**AIM OF THE EXERCISE:** Repeat the whole listing exactly.

Dataset items
------------------------------------------------------------------------

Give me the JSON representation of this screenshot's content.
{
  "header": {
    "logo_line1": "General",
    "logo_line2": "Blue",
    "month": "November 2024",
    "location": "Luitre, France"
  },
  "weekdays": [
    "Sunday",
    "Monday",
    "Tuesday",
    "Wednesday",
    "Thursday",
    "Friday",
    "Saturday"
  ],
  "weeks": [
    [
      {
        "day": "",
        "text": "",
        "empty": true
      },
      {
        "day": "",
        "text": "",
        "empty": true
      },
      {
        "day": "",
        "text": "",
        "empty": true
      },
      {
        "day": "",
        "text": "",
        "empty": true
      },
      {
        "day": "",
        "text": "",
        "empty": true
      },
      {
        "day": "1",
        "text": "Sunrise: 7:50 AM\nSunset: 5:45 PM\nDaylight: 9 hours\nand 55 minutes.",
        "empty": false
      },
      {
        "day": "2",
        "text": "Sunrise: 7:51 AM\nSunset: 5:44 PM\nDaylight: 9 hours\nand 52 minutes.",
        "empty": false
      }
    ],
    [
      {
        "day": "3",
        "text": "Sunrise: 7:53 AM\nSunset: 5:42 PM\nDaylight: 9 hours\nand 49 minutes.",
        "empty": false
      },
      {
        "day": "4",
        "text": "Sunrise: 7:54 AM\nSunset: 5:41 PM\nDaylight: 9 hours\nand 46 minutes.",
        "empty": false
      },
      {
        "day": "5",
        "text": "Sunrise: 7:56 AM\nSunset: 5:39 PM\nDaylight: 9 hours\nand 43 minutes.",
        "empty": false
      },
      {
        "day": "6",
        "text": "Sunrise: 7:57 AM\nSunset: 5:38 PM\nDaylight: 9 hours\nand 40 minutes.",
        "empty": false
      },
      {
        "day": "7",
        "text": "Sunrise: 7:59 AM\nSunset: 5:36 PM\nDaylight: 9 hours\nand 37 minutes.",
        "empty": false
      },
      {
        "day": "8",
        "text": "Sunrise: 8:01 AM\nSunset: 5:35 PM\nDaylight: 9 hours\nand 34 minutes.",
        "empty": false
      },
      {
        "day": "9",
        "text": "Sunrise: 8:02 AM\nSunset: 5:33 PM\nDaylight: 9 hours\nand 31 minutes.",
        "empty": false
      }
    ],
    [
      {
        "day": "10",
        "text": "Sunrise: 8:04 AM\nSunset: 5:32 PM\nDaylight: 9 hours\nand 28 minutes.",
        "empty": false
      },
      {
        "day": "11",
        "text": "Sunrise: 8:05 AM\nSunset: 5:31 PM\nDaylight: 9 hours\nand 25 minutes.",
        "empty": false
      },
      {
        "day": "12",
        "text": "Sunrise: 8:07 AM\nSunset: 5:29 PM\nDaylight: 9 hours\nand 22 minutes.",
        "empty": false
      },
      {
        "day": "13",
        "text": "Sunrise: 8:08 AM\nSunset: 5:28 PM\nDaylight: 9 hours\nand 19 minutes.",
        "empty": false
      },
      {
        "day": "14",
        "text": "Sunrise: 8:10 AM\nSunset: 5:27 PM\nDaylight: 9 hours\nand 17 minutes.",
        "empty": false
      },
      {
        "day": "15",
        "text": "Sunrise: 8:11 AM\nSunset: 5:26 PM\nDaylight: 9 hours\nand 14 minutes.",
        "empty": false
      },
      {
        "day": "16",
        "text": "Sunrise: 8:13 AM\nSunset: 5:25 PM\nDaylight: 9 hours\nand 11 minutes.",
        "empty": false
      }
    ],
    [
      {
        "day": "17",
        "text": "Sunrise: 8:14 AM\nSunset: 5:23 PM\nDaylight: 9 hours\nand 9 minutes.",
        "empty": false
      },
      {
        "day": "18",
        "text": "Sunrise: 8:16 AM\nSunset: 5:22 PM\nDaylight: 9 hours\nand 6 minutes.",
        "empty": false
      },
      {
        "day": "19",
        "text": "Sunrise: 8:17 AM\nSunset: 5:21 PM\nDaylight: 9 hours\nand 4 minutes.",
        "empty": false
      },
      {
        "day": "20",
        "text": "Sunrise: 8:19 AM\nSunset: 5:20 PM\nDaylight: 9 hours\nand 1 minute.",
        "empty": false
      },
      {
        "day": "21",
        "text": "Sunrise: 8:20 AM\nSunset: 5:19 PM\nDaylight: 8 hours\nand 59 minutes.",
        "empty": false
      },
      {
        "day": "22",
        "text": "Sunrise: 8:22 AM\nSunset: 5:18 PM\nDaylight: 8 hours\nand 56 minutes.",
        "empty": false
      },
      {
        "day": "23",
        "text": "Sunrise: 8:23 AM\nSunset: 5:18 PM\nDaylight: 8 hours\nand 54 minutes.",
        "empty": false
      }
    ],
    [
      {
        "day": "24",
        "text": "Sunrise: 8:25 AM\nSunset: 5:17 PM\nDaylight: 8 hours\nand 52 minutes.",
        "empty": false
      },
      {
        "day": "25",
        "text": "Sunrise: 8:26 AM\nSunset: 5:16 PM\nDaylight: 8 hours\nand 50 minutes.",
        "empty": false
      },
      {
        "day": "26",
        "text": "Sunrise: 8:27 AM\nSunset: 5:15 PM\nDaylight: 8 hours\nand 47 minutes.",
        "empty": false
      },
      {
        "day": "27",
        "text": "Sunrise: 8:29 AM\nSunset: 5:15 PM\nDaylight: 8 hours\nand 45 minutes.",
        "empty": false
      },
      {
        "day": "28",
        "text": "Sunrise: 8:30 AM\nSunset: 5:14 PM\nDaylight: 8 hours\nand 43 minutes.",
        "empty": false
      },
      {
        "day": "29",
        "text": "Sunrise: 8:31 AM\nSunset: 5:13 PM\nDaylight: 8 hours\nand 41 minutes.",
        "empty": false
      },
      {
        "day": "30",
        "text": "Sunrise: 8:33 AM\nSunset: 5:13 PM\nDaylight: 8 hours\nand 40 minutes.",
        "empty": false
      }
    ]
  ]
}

------------------------------------------------------------------------

**RESPONSE:**
Give me the JSON representation of this screenshot's content.
{
  "header": {
    "logo_line1": "General",
    "logo_line2": "Blue",
    "month": "November 2024",
    "location": "Luitre, France"
  },
  "weekdays": [
    "Sunday",
    "Monday",
    "Tuesday",
    "Wednesday",
    "Thursday",
    "Friday",
    "Saturday"
  ],
  "weeks": [
    [
      {
        "day": "",
        "text": "",
        "empty": true
      },
      {
        "day": "",
        "text": "",
        "empty": true
      },
      {
        "day": "",
        "text": "",
        "empty": true
      },
      {
        "day": "",
        "text": "",
        "empty": true
      },
      {
        "day": "",
        "text": "",
        "empty": true
      },
      {
        "day": "1",
        "text": "Sunrise: 7:50 AM\nSunset: 5:45 PM\nDaylight: 9 hours\nand 55 minutes.",
        "empty": false
      },
      {
        "day": "2",
        "text": "Sunrise: 7:51 AM\nSunset: 5:44 PM\nDaylight: 9 hours\nand 52 minutes.",
        "empty": false
      }
    ],
    [
      {
        "day": "3",
        "text": "Sunrise: 7:53 AM\nSunset: 5:42 PM\nDaylight: 9 hours\nand 49 minutes.",
        "empty": false
      },
      {
        "day": "4",
        "text": "Sunrise: 7:54 AM\nSunset: 5:41 PM\nDaylight: 9 hours\nand 46 minutes.",
        "empty": false
      },
      {
        "day": "5",
        "text": "Sunrise: 7:56 AM\nSunset: 5:39 PM\nDaylight: 9 hours\nand 43 minutes.",
        "empty": false
      },
      {
        "day": "6",
        "text": "Sunrise: 7:57 AM\nSunset: 5:38 PM\nDaylight: 9 hours\nand 40 minutes.",
        "empty": false
      },
      {
        "day": "7",
        "text": "Sunrise: 7:59 AM\nSunset: 5:36 PM\nDaylight: 9 hours\nand 37 minutes.",
        "empty": false
      },
      {
        "day": "8",
        "text": "Sunrise: 8:01 AM\nSunset: 5:35 PM\nDaylight: 9 hours\nand 34 minutes.",
        "empty": false
      },
      {
        "day": "9",
        "text": "Sunrise: 8:02 AM\nSunset: 5:33 PM\nDaylight: 9 hours\nand 31 minutes.",
        "empty": false
      }
    ],
    [
      {
        "day": "10",
        "text": "Sunrise: 8:04 AM\nSunset: 5:32 PM\nDaylight: 9 hours\nand 28 minutes.",
        "empty": false
      },
      {
        "day": "11",
        "text": "Sunrise: 8:05 AM\nSunset: 5:31 PM\nDaylight: 9 hours\nand 25 minutes.",
        "empty": false
      },
      {
        "day": "12",
        "text": "Sunrise: 8:07 AM\nSunset: 5:29 PM\nDaylight: 9 hours\nand 22 minutes.",
        "empty": false
      },
      {
        "day": "13",
        "text": "Sunrise: 8:08 AM\nSunset: 5:28 PM\nDaylight: 9 hours\nand 19 minutes.",
        "empty": false
      },
      {
        "day": "14",
        "text": "Sunrise: 8:10 AM\nSunset: 5:27 PM\nDaylight: 9 hours\nand 17 minutes.",
        "empty": false
      },
      {
        "day": "15",
        "text": "Sunrise: 8:11 AM\nSunset: 5:26 PM\nDaylight: 9 hours\nand 14 minutes.",
        "empty": false
      },
      {
        "day": "16",
        "text": "Sunrise: 8:13 AM\nSunset: 5:25 PM\nDaylight: 9 hours\nand 11 minutes.",
        "empty": false
      }
    ],
    [
      {
        "day": "17",
        "text": "Sunrise: 8:14 AM\nSunset: 5:23 PM\nDaylight: 9 hours\nand 9 minutes.",
        "empty": false
      },
      {
        "day": "18",
        "text": "Sunrise: 8:16 AM\nSunset: 5:22 PM\nDaylight: 9 hours\nand 6 minutes.",
        "empty": false
      },
      {
        "day": "19",
        "text": "Sunrise: 8:17 AM\nSunset: 5:21 PM\nDaylight: 9 hours\nand 4 minutes.",
        "empty": false
      },
      {
        "day": "20",
        "text": "Sunrise: 8:19 AM\nSunset: 5:20 PM\nDaylight: 9 hours\nand 1 minute.",
        "empty": false
      },
      {
        "day": "21",
        "text": "Sunrise: 8:20 AM\nSunset: 5:19 PM\nDaylight: 8 hours\nand 59 minutes.",
        "empty": false
      },
      {
        "day": "22",
        "text": "Sunrise: 8:22 AM\nSunset: 5:18 PM\nDaylight: 8 hours\nand 56 minutes.",
        "empty": false
      },
      {
        "day": "23",
        "text": "Sunrise: 8:23 AM\nSunset: 5:18 PM\nDaylight: 8 hours\nand 54 minutes.",
        "empty": false
      }
    ],
    [
      {
        "day": "24",
        "text": "Sunrise: 8:25 AM\nSunset: 5:17 PM\nDaylight: 8 hours\nand 52 minutes.",
        "empty": false
      },
      {
        "day": "25",
        "text": "Sunrise: 8:26 AM\nSunset: 5:16 PM\nDaylight: 8 hours\nand 50 minutes.",
        "empty": false
      },
      {
        "day": "26",
        "text": "Sunrise: 8:27 AM\nSunset: 5:15 PM\nDaylight: 8 hours\nand 47 minutes.",
        "empty": false
      },
      {
        "day": "27",
        "text": "Sunrise: 8:29 AM\nSunset: 5:15 PM\nDaylight: 8 hours\nand 45 minutes.",
        "empty": false
      },
      {
        "day": "28",
        "text": "Sunrise: 8:30 AM\nSunset: 5:14 PM\nDaylight: 8 hours\nand 43 minutes.",
        "empty": false
      },
      {
        "day": "29",
        "text": "Sunrise: 8:31 AM\nSunset: 5:13 PM\nDaylight: 8 hours\nand 41 minutes.",
        "empty": false
      },
      {
        "day": "30",
        "text": "Sunrise: 8:33 AM\nSunset: 5:13 PM\nDaylight: 8 hours\nand 40 minutes.",
        "empty": false
      }
    ]
  ]
}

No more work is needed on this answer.